Records about charts and figures:

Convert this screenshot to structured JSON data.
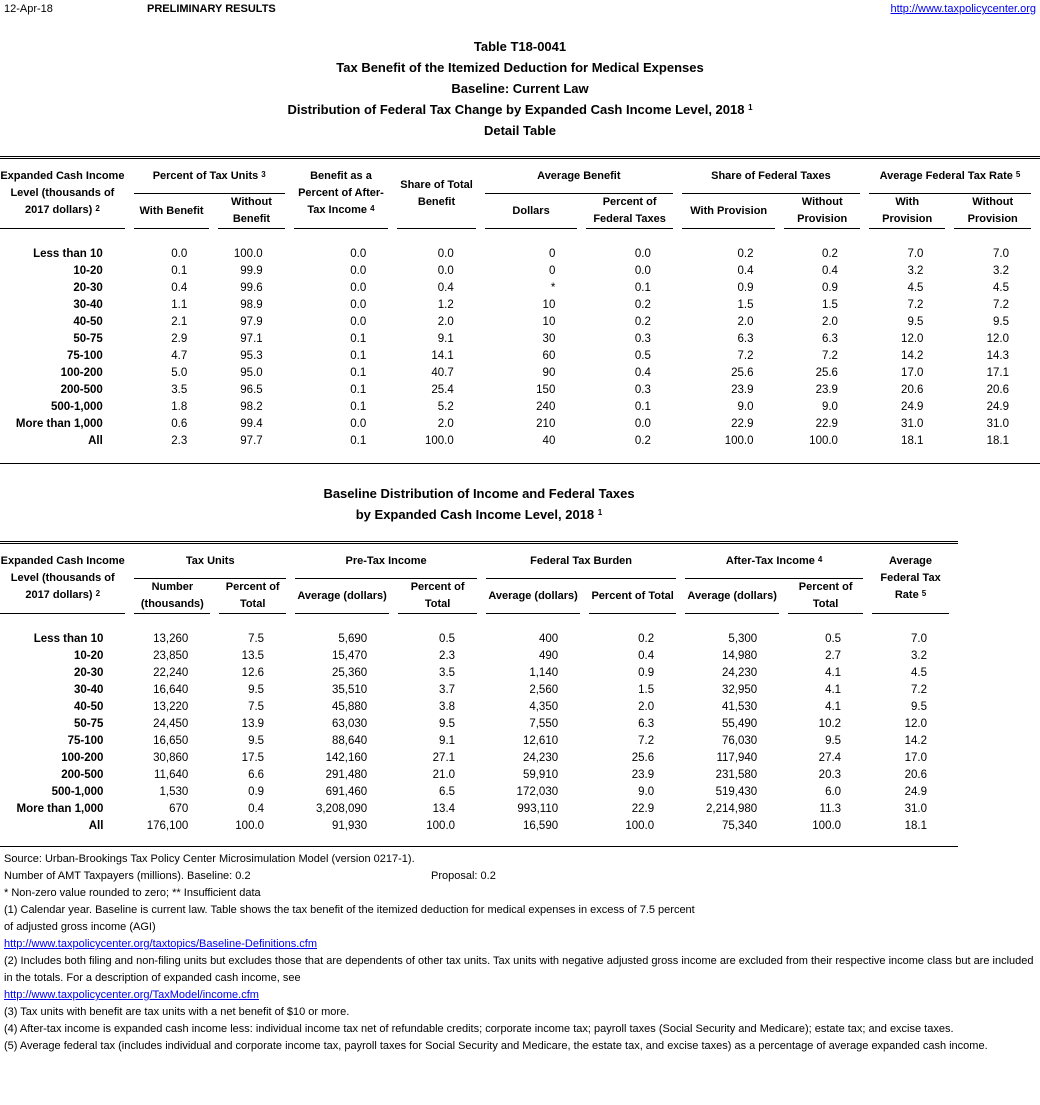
{
  "header": {
    "date": "12-Apr-18",
    "status": "PRELIMINARY RESULTS",
    "url": "http://www.taxpolicycenter.org"
  },
  "titles": {
    "t1": "Table T18-0041",
    "t2": "Tax Benefit of the Itemized Deduction for Medical Expenses",
    "t3": "Baseline: Current Law",
    "t4": "Distribution of Federal Tax Change by Expanded Cash Income Level, 2018",
    "t4_sup": "1",
    "t5": "Detail Table"
  },
  "table1": {
    "headers": {
      "income_level": "Expanded Cash Income Level (thousands of 2017 dollars)",
      "income_level_sup": "2",
      "pct_units": "Percent of Tax Units",
      "pct_units_sup": "3",
      "with_benefit": "With Benefit",
      "without_benefit": "Without Benefit",
      "benefit_pct": "Benefit as a Percent of After-Tax Income",
      "benefit_pct_sup": "4",
      "share_total": "Share of Total Benefit",
      "avg_benefit": "Average Benefit",
      "dollars": "Dollars",
      "pct_fed": "Percent of Federal Taxes",
      "share_fed": "Share of Federal Taxes",
      "with_prov": "With Provision",
      "without_prov": "Without Provision",
      "aftr": "Average Federal Tax Rate",
      "aftr_sup": "5",
      "with_prov2": "With Provision",
      "without_prov2": "Without Provision"
    },
    "rows": [
      [
        "Less than 10",
        "0.0",
        "100.0",
        "0.0",
        "0.0",
        "0",
        "0.0",
        "0.2",
        "0.2",
        "7.0",
        "7.0"
      ],
      [
        "10-20",
        "0.1",
        "99.9",
        "0.0",
        "0.0",
        "0",
        "0.0",
        "0.4",
        "0.4",
        "3.2",
        "3.2"
      ],
      [
        "20-30",
        "0.4",
        "99.6",
        "0.0",
        "0.4",
        "*",
        "0.1",
        "0.9",
        "0.9",
        "4.5",
        "4.5"
      ],
      [
        "30-40",
        "1.1",
        "98.9",
        "0.0",
        "1.2",
        "10",
        "0.2",
        "1.5",
        "1.5",
        "7.2",
        "7.2"
      ],
      [
        "40-50",
        "2.1",
        "97.9",
        "0.0",
        "2.0",
        "10",
        "0.2",
        "2.0",
        "2.0",
        "9.5",
        "9.5"
      ],
      [
        "50-75",
        "2.9",
        "97.1",
        "0.1",
        "9.1",
        "30",
        "0.3",
        "6.3",
        "6.3",
        "12.0",
        "12.0"
      ],
      [
        "75-100",
        "4.7",
        "95.3",
        "0.1",
        "14.1",
        "60",
        "0.5",
        "7.2",
        "7.2",
        "14.2",
        "14.3"
      ],
      [
        "100-200",
        "5.0",
        "95.0",
        "0.1",
        "40.7",
        "90",
        "0.4",
        "25.6",
        "25.6",
        "17.0",
        "17.1"
      ],
      [
        "200-500",
        "3.5",
        "96.5",
        "0.1",
        "25.4",
        "150",
        "0.3",
        "23.9",
        "23.9",
        "20.6",
        "20.6"
      ],
      [
        "500-1,000",
        "1.8",
        "98.2",
        "0.1",
        "5.2",
        "240",
        "0.1",
        "9.0",
        "9.0",
        "24.9",
        "24.9"
      ],
      [
        "More than 1,000",
        "0.6",
        "99.4",
        "0.0",
        "2.0",
        "210",
        "0.0",
        "22.9",
        "22.9",
        "31.0",
        "31.0"
      ],
      [
        "All",
        "2.3",
        "97.7",
        "0.1",
        "100.0",
        "40",
        "0.2",
        "100.0",
        "100.0",
        "18.1",
        "18.1"
      ]
    ]
  },
  "titles2": {
    "t1": "Baseline Distribution of Income and Federal Taxes",
    "t2": "by Expanded Cash Income Level, 2018",
    "t2_sup": "1"
  },
  "table2": {
    "headers": {
      "income_level": "Expanded Cash Income Level (thousands of 2017 dollars)",
      "income_level_sup": "2",
      "tax_units": "Tax Units",
      "number": "Number (thousands)",
      "pct_total1": "Percent of Total",
      "pretax": "Pre-Tax Income",
      "avg1": "Average (dollars)",
      "pct_total2": "Percent of Total",
      "burden": "Federal Tax Burden",
      "avg2": "Average (dollars)",
      "pct_total3": "Percent of Total",
      "aftertax": "After-Tax Income",
      "aftertax_sup": "4",
      "avg3": "Average (dollars)",
      "pct_total4": "Percent of Total",
      "aftr": "Average Federal Tax Rate",
      "aftr_sup": "5"
    },
    "rows": [
      [
        "Less than 10",
        "13,260",
        "7.5",
        "5,690",
        "0.5",
        "400",
        "0.2",
        "5,300",
        "0.5",
        "7.0"
      ],
      [
        "10-20",
        "23,850",
        "13.5",
        "15,470",
        "2.3",
        "490",
        "0.4",
        "14,980",
        "2.7",
        "3.2"
      ],
      [
        "20-30",
        "22,240",
        "12.6",
        "25,360",
        "3.5",
        "1,140",
        "0.9",
        "24,230",
        "4.1",
        "4.5"
      ],
      [
        "30-40",
        "16,640",
        "9.5",
        "35,510",
        "3.7",
        "2,560",
        "1.5",
        "32,950",
        "4.1",
        "7.2"
      ],
      [
        "40-50",
        "13,220",
        "7.5",
        "45,880",
        "3.8",
        "4,350",
        "2.0",
        "41,530",
        "4.1",
        "9.5"
      ],
      [
        "50-75",
        "24,450",
        "13.9",
        "63,030",
        "9.5",
        "7,550",
        "6.3",
        "55,490",
        "10.2",
        "12.0"
      ],
      [
        "75-100",
        "16,650",
        "9.5",
        "88,640",
        "9.1",
        "12,610",
        "7.2",
        "76,030",
        "9.5",
        "14.2"
      ],
      [
        "100-200",
        "30,860",
        "17.5",
        "142,160",
        "27.1",
        "24,230",
        "25.6",
        "117,940",
        "27.4",
        "17.0"
      ],
      [
        "200-500",
        "11,640",
        "6.6",
        "291,480",
        "21.0",
        "59,910",
        "23.9",
        "231,580",
        "20.3",
        "20.6"
      ],
      [
        "500-1,000",
        "1,530",
        "0.9",
        "691,460",
        "6.5",
        "172,030",
        "9.0",
        "519,430",
        "6.0",
        "24.9"
      ],
      [
        "More than 1,000",
        "670",
        "0.4",
        "3,208,090",
        "13.4",
        "993,110",
        "22.9",
        "2,214,980",
        "11.3",
        "31.0"
      ],
      [
        "All",
        "176,100",
        "100.0",
        "91,930",
        "100.0",
        "16,590",
        "100.0",
        "75,340",
        "100.0",
        "18.1"
      ]
    ]
  },
  "footer": {
    "source": "Source: Urban-Brookings Tax Policy Center Microsimulation Model (version 0217-1).",
    "amt": "Number of AMT Taxpayers (millions).  Baseline: 0.2",
    "amt_proposal": "Proposal: 0.2",
    "legend": "* Non-zero value rounded to zero; ** Insufficient data",
    "n1a": "(1) Calendar year. Baseline is current law. Table shows the tax benefit of the itemized deduction for medical expenses in excess of 7.5 percent",
    "n1b": "of adjusted gross income (AGI)",
    "n1_link": "http://www.taxpolicycenter.org/taxtopics/Baseline-Definitions.cfm",
    "n2": "(2) Includes both filing and non-filing units but excludes those that are dependents of other tax units. Tax units with negative adjusted gross income are excluded from their respective income class but are included in the totals. For a description of expanded cash income, see",
    "n2_link": "http://www.taxpolicycenter.org/TaxModel/income.cfm",
    "n3": "(3) Tax units with benefit are tax units with a net benefit of $10 or more.",
    "n4": "(4) After-tax income is expanded cash income less: individual income tax net of refundable credits; corporate income tax; payroll taxes (Social Security and Medicare); estate tax; and excise taxes.",
    "n5": "(5) Average federal tax (includes individual and corporate income tax, payroll taxes for Social Security and Medicare, the estate tax, and excise taxes) as a percentage of average expanded cash income."
  }
}
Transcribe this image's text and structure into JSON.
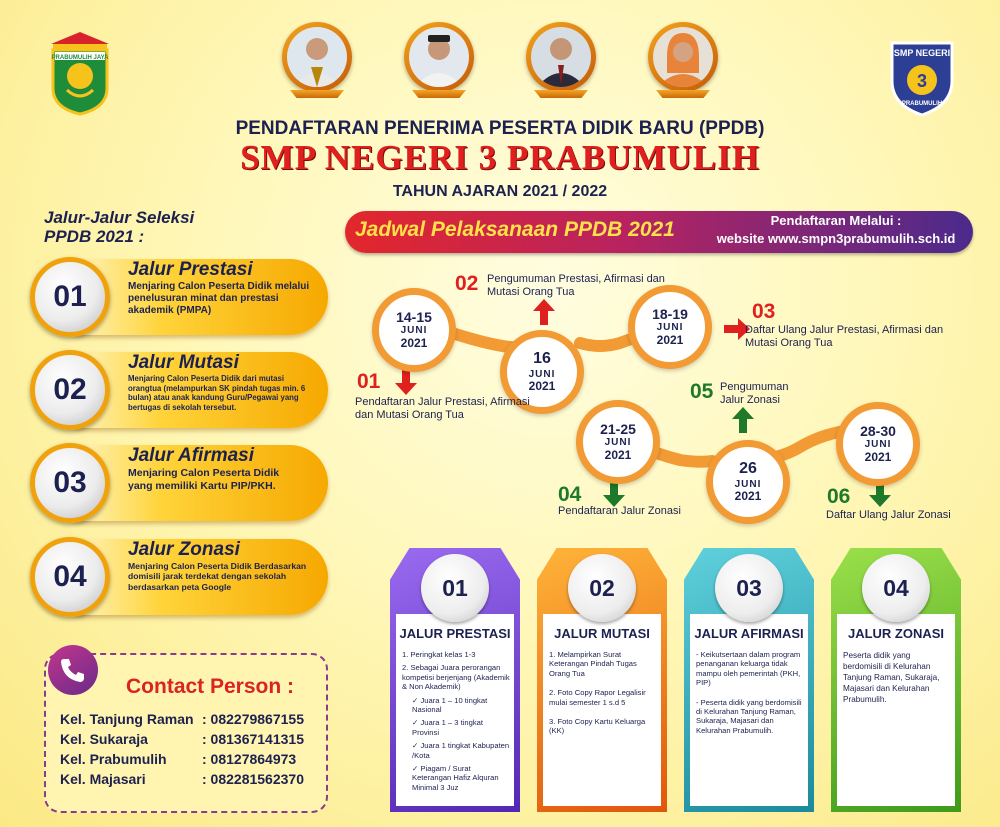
{
  "header": {
    "logo_left_text": "PRABUMULIH JAYA",
    "logo_right_top": "SMP NEGERI",
    "logo_right_num": "3",
    "logo_right_bottom": "PRABUMULIH",
    "line1": "PENDAFTARAN PENERIMA PESERTA DIDIK BARU (PPDB)",
    "line2": "SMP NEGERI 3 PRABUMULIH",
    "line3": "TAHUN AJARAN 2021 / 2022"
  },
  "jalur_heading": [
    "Jalur-Jalur Seleksi",
    "PPDB 2021 :"
  ],
  "jalur": [
    {
      "num": "01",
      "title": "Jalur Prestasi",
      "desc": "Menjaring Calon Peserta Didik melalui penelusuran minat dan prestasi akademik (PMPA)"
    },
    {
      "num": "02",
      "title": "Jalur Mutasi",
      "desc": "Menjaring Calon Peserta Didik dari mutasi orangtua (melampurkan SK pindah tugas min. 6 bulan) atau anak kandung Guru/Pegawai yang bertugas di sekolah tersebut."
    },
    {
      "num": "03",
      "title": "Jalur Afirmasi",
      "desc": "Menjaring Calon Peserta Didik yang memiliki Kartu PIP/PKH."
    },
    {
      "num": "04",
      "title": "Jalur Zonasi",
      "desc": "Menjaring Calon Peserta Didik Berdasarkan domisili jarak terdekat dengan sekolah berdasarkan peta Google"
    }
  ],
  "contact": {
    "title": "Contact Person :",
    "rows": [
      {
        "name": "Kel. Tanjung Raman",
        "phone": ": 082279867155"
      },
      {
        "name": "Kel. Sukaraja",
        "phone": ": 081367141315"
      },
      {
        "name": "Kel. Prabumulih",
        "phone": ": 08127864973"
      },
      {
        "name": "Kel. Majasari",
        "phone": ": 082281562370"
      }
    ]
  },
  "banner": {
    "title": "Jadwal Pelaksanaan PPDB 2021",
    "right1": "Pendaftaran Melalui :",
    "right2": "website www.smpn3prabumulih.sch.id"
  },
  "timeline": {
    "dates": [
      {
        "d": "14-15",
        "m": "JUNI",
        "y": "2021"
      },
      {
        "d": "16",
        "m": "JUNI",
        "y": "2021"
      },
      {
        "d": "18-19",
        "m": "JUNI",
        "y": "2021"
      },
      {
        "d": "21-25",
        "m": "JUNI",
        "y": "2021"
      },
      {
        "d": "26",
        "m": "JUNI",
        "y": "2021"
      },
      {
        "d": "28-30",
        "m": "JUNI",
        "y": "2021"
      }
    ],
    "steps": [
      {
        "num": "01",
        "text": "Pendaftaran Jalur Prestasi, Afirmasi dan Mutasi Orang Tua",
        "color": "#e0201f"
      },
      {
        "num": "02",
        "text": "Pengumuman Prestasi, Afirmasi dan Mutasi Orang Tua",
        "color": "#e0201f"
      },
      {
        "num": "03",
        "text": "Daftar Ulang Jalur Prestasi, Afirmasi dan Mutasi Orang Tua",
        "color": "#e0201f"
      },
      {
        "num": "04",
        "text": "Pendaftaran Jalur Zonasi",
        "color": "#1e7a2a"
      },
      {
        "num": "05",
        "text": "Pengumuman Jalur Zonasi",
        "color": "#1e7a2a"
      },
      {
        "num": "06",
        "text": "Daftar Ulang Jalur Zonasi",
        "color": "#1e7a2a"
      }
    ]
  },
  "cards": [
    {
      "num": "01",
      "title": "JALUR PRESTASI",
      "color": "#6a3bd1",
      "items": [
        "1. Peringkat kelas 1-3",
        "2. Sebagai Juara perorangan kompetisi berjenjang (Akademik & Non Akademik)",
        "✓ Juara 1 – 10 tingkat Nasional",
        "✓ Juara 1 – 3 tingkat Provinsi",
        "✓ Juara 1 tingkat Kabupaten /Kota",
        "✓ Piagam / Surat Keterangan Hafiz Alquran Minimal 3 Juz"
      ]
    },
    {
      "num": "02",
      "title": "JALUR MUTASI",
      "color": "#f07a14",
      "items": [
        "1. Melampirkan Surat Keterangan Pindah Tugas Orang Tua",
        "2. Foto Copy Rapor Legalisir mulai semester 1 s.d 5",
        "3. Foto Copy Kartu Keluarga (KK)"
      ]
    },
    {
      "num": "03",
      "title": "JALUR AFIRMASI",
      "color": "#2aa6b7",
      "items": [
        "- Keikutsertaan dalam program penanganan keluarga tidak mampu oleh pemerintah (PKH, PIP)",
        "- Peserta didik yang berdomisili di Kelurahan Tanjung Raman, Sukaraja, Majasari dan Kelurahan Prabumulih."
      ]
    },
    {
      "num": "04",
      "title": "JALUR ZONASI",
      "color": "#6cbf2c",
      "items": [
        "Peserta didik yang berdomisili di Kelurahan Tanjung Raman, Sukaraja, Majasari dan Kelurahan Prabumulih."
      ]
    }
  ]
}
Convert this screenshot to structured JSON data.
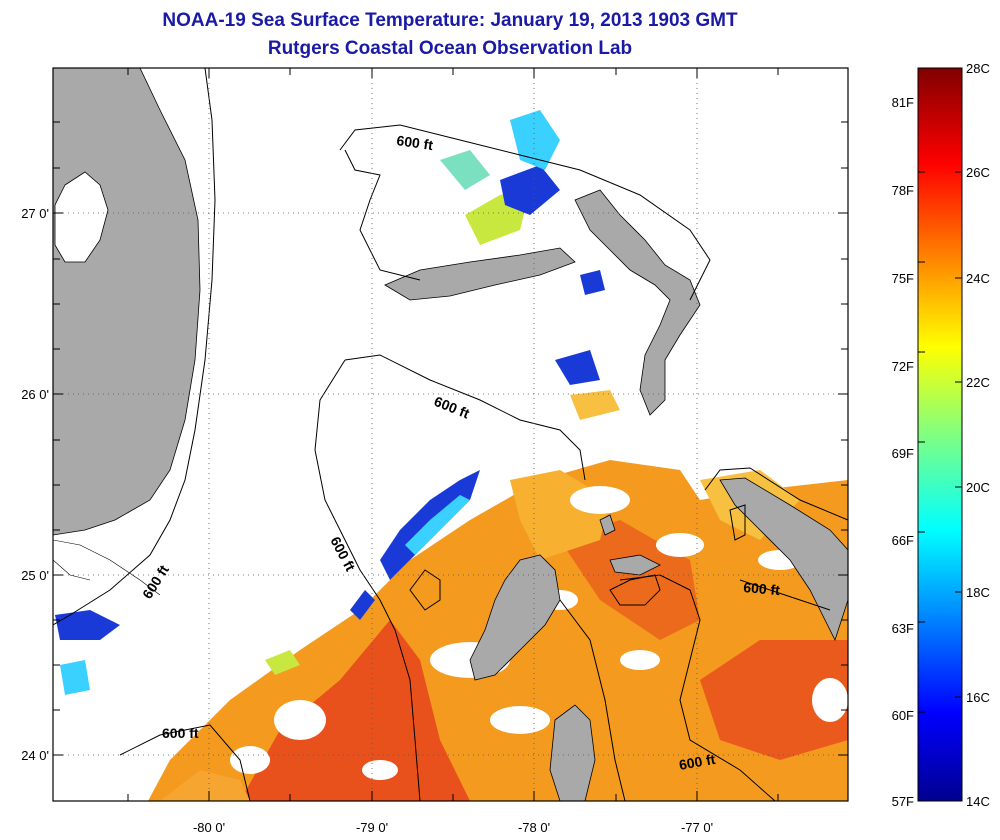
{
  "title": "NOAA-19 Sea Surface Temperature:  January 19, 2013 1903 GMT",
  "subtitle": "Rutgers Coastal Ocean Observation Lab",
  "map": {
    "lat_labels": [
      {
        "text": "27 0'",
        "value": 27
      },
      {
        "text": "26 0'",
        "value": 26
      },
      {
        "text": "25 0'",
        "value": 25
      },
      {
        "text": "24 0'",
        "value": 24
      }
    ],
    "lon_labels": [
      {
        "text": "-80 0'",
        "value": -80
      },
      {
        "text": "-79 0'",
        "value": -79
      },
      {
        "text": "-78 0'",
        "value": -78
      },
      {
        "text": "-77 0'",
        "value": -77
      }
    ],
    "contour_labels": [
      "600 ft",
      "600 ft",
      "600 ft",
      "600 ft",
      "600 ft",
      "600 ft"
    ],
    "land_color": "#a9a9a9",
    "grid": "dotted"
  },
  "colorbar": {
    "celsius": [
      "28C",
      "26C",
      "24C",
      "22C",
      "20C",
      "18C",
      "16C",
      "14C"
    ],
    "fahrenheit": [
      "81F",
      "78F",
      "75F",
      "72F",
      "69F",
      "66F",
      "63F",
      "60F",
      "57F"
    ],
    "min_c": 14,
    "max_c": 28,
    "colormap": "jet"
  }
}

# [Exercise instructions]
Track down every line holding the string "phone" and copy it.

# [Task output]
        "phone": ": 082279867155"
        "phone": ": 081367141315"
        "phone": ": 08127864973"
        "phone": ": 082281562370"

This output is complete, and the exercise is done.